[Records contained in a dataset]
— BEGIN —

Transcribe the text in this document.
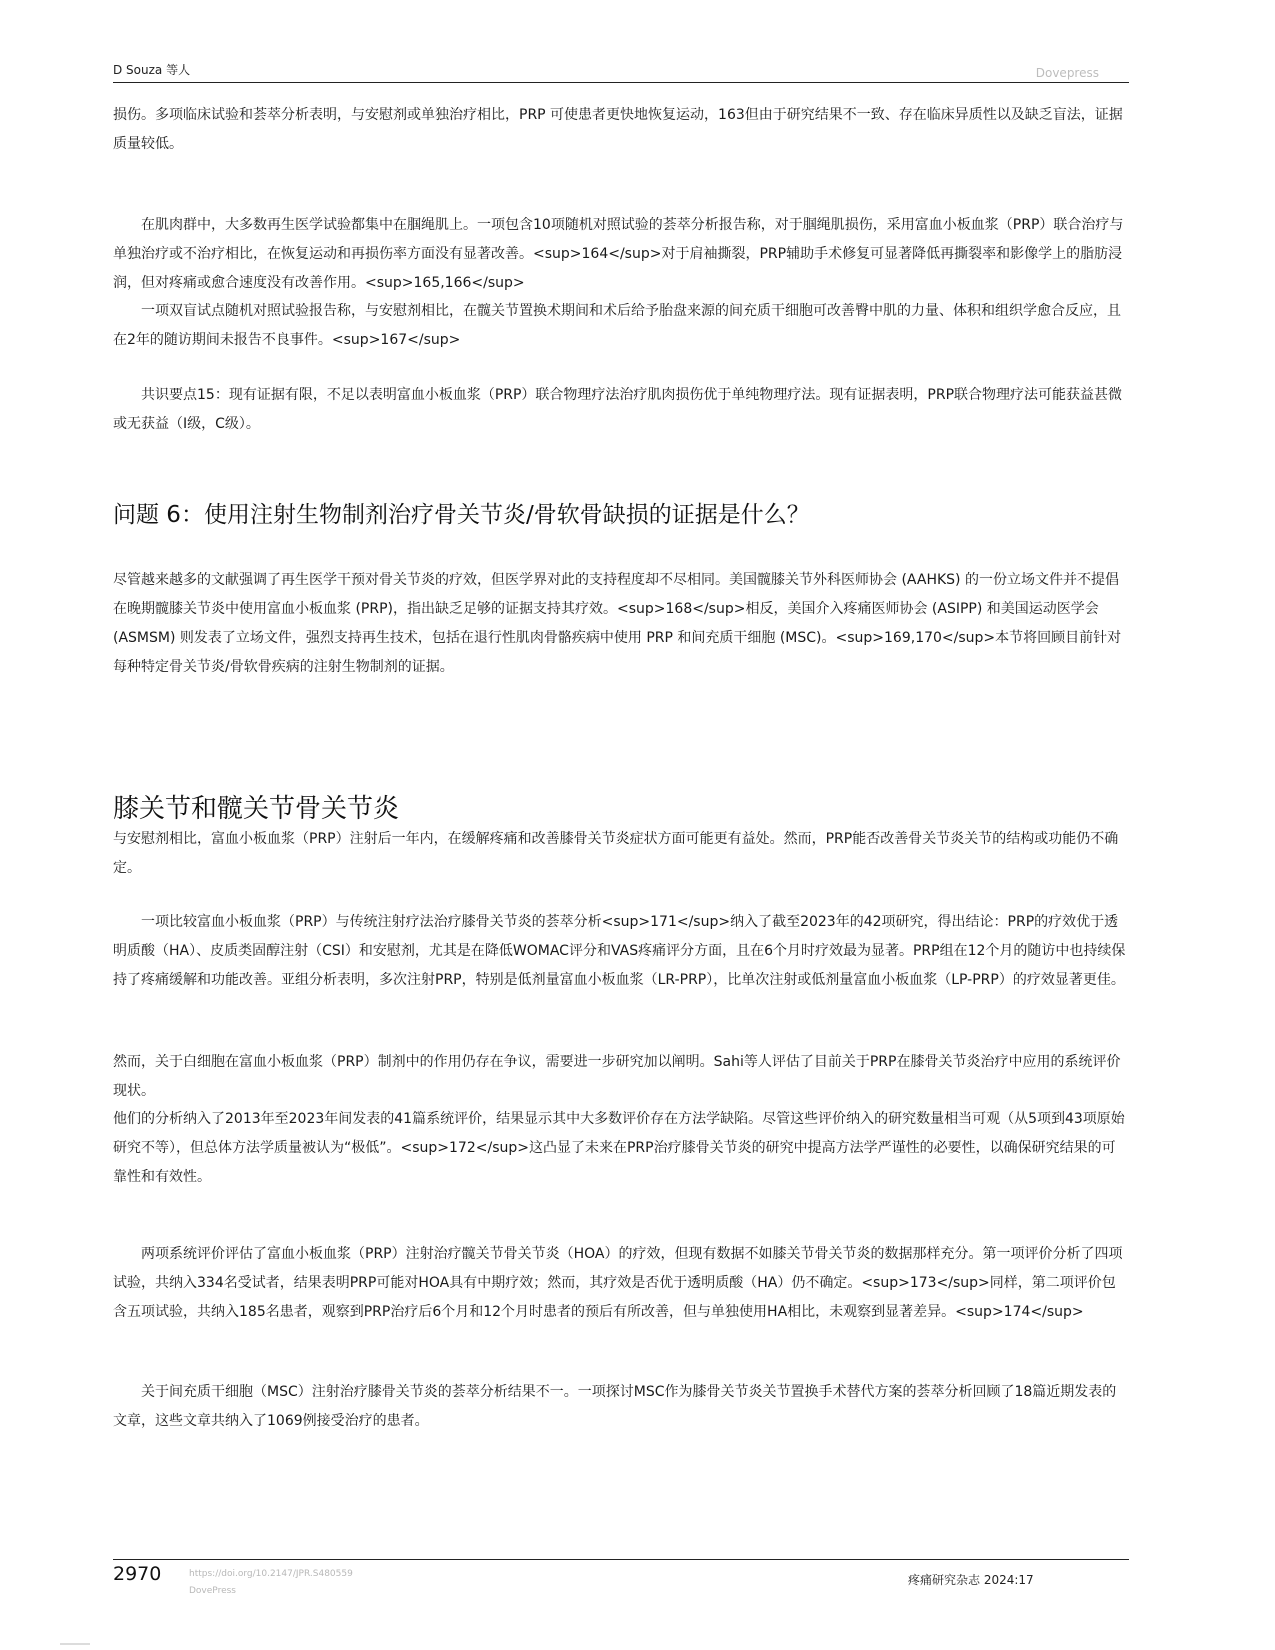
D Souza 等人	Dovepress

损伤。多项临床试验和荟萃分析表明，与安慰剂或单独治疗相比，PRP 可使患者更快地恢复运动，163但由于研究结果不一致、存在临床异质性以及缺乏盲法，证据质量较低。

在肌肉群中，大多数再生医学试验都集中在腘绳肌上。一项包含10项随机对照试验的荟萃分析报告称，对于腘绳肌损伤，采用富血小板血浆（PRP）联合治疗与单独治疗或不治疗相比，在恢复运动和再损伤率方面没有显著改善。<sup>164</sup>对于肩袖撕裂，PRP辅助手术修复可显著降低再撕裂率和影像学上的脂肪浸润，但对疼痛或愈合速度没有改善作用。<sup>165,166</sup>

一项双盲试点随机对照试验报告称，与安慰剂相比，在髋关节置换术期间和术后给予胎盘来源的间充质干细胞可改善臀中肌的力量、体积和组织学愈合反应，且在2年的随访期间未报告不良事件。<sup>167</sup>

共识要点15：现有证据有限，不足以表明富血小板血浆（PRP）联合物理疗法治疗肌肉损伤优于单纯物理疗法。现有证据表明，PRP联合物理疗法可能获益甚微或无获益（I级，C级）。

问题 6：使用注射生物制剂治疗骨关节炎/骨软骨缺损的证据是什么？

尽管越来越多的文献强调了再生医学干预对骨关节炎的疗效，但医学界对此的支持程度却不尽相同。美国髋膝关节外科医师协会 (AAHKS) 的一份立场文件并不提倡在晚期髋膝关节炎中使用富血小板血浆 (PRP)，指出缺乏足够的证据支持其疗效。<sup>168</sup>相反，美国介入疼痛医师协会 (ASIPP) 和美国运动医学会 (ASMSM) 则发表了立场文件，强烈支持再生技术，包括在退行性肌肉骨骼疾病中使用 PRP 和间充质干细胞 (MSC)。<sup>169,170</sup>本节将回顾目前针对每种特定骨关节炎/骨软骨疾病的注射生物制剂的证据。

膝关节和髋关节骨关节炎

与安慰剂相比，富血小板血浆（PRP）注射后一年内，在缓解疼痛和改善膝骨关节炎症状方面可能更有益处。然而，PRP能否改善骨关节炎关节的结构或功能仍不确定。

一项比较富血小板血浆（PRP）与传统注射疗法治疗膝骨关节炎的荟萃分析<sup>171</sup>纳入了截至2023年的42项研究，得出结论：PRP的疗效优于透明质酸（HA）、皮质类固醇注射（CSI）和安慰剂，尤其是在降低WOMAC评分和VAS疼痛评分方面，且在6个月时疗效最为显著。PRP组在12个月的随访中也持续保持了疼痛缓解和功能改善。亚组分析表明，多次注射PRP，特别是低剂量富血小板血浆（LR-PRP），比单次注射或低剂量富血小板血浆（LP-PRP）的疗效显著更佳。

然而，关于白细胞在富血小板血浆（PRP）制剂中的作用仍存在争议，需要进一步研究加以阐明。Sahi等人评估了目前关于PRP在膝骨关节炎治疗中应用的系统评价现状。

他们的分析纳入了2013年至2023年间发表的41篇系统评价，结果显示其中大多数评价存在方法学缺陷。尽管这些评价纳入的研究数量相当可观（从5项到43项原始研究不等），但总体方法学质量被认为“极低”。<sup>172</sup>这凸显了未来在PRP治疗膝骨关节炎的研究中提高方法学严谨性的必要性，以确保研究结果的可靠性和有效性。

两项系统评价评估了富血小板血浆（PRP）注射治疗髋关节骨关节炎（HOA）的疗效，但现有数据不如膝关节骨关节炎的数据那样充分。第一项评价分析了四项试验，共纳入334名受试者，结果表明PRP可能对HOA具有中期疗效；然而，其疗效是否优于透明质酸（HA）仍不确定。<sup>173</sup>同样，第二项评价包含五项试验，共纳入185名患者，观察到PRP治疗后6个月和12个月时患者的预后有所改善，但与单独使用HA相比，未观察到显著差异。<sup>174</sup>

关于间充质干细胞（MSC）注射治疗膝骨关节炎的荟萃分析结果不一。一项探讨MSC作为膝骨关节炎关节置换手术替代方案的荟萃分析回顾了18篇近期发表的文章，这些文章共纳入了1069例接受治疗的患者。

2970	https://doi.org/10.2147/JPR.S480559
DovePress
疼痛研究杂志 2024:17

— END —

Aim.
Produce an exact copy of each line of data, skipping embedded images.

In response.
Transcribe the text in this document.
D Souza 等人	Dovepress

损伤。多项临床试验和荟萃分析表明，与安慰剂或单独治疗相比，PRP 可使患者更快地恢复运动，163但由于研究结果不一致、存在临床异质性以及缺乏盲法，证据质量较低。

在肌肉群中，大多数再生医学试验都集中在腘绳肌上。一项包含10项随机对照试验的荟萃分析报告称，对于腘绳肌损伤，采用富血小板血浆（PRP）联合治疗与单独治疗或不治疗相比，在恢复运动和再损伤率方面没有显著改善。<sup>164</sup>对于肩袖撕裂，PRP辅助手术修复可显著降低再撕裂率和影像学上的脂肪浸润，但对疼痛或愈合速度没有改善作用。<sup>165,166</sup>

一项双盲试点随机对照试验报告称，与安慰剂相比，在髋关节置换术期间和术后给予胎盘来源的间充质干细胞可改善臀中肌的力量、体积和组织学愈合反应，且在2年的随访期间未报告不良事件。<sup>167</sup>

共识要点15：现有证据有限，不足以表明富血小板血浆（PRP）联合物理疗法治疗肌肉损伤优于单纯物理疗法。现有证据表明，PRP联合物理疗法可能获益甚微或无获益（I级，C级）。

问题 6：使用注射生物制剂治疗骨关节炎/骨软骨缺损的证据是什么？

尽管越来越多的文献强调了再生医学干预对骨关节炎的疗效，但医学界对此的支持程度却不尽相同。美国髋膝关节外科医师协会 (AAHKS) 的一份立场文件并不提倡在晚期髋膝关节炎中使用富血小板血浆 (PRP)，指出缺乏足够的证据支持其疗效。<sup>168</sup>相反，美国介入疼痛医师协会 (ASIPP) 和美国运动医学会 (ASMSM) 则发表了立场文件，强烈支持再生技术，包括在退行性肌肉骨骼疾病中使用 PRP 和间充质干细胞 (MSC)。<sup>169,170</sup>本节将回顾目前针对每种特定骨关节炎/骨软骨疾病的注射生物制剂的证据。

膝关节和髋关节骨关节炎

与安慰剂相比，富血小板血浆（PRP）注射后一年内，在缓解疼痛和改善膝骨关节炎症状方面可能更有益处。然而，PRP能否改善骨关节炎关节的结构或功能仍不确定。

一项比较富血小板血浆（PRP）与传统注射疗法治疗膝骨关节炎的荟萃分析<sup>171</sup>纳入了截至2023年的42项研究，得出结论：PRP的疗效优于透明质酸（HA）、皮质类固醇注射（CSI）和安慰剂，尤其是在降低WOMAC评分和VAS疼痛评分方面，且在6个月时疗效最为显著。PRP组在12个月的随访中也持续保持了疼痛缓解和功能改善。亚组分析表明，多次注射PRP，特别是低剂量富血小板血浆（LR-PRP），比单次注射或低剂量富血小板血浆（LP-PRP）的疗效显著更佳。

然而，关于白细胞在富血小板血浆（PRP）制剂中的作用仍存在争议，需要进一步研究加以阐明。Sahi等人评估了目前关于PRP在膝骨关节炎治疗中应用的系统评价现状。

他们的分析纳入了2013年至2023年间发表的41篇系统评价，结果显示其中大多数评价存在方法学缺陷。尽管这些评价纳入的研究数量相当可观（从5项到43项原始研究不等），但总体方法学质量被认为“极低”。<sup>172</sup>这凸显了未来在PRP治疗膝骨关节炎的研究中提高方法学严谨性的必要性，以确保研究结果的可靠性和有效性。

两项系统评价评估了富血小板血浆（PRP）注射治疗髋关节骨关节炎（HOA）的疗效，但现有数据不如膝关节骨关节炎的数据那样充分。第一项评价分析了四项试验，共纳入334名受试者，结果表明PRP可能对HOA具有中期疗效；然而，其疗效是否优于透明质酸（HA）仍不确定。<sup>173</sup>同样，第二项评价包含五项试验，共纳入185名患者，观察到PRP治疗后6个月和12个月时患者的预后有所改善，但与单独使用HA相比，未观察到显著差异。<sup>174</sup>

关于间充质干细胞（MSC）注射治疗膝骨关节炎的荟萃分析结果不一。一项探讨MSC作为膝骨关节炎关节置换手术替代方案的荟萃分析回顾了18篇近期发表的文章，这些文章共纳入了1069例接受治疗的患者。

2970	https://doi.org/10.2147/JPR.S480559
DovePress
疼痛研究杂志 2024:17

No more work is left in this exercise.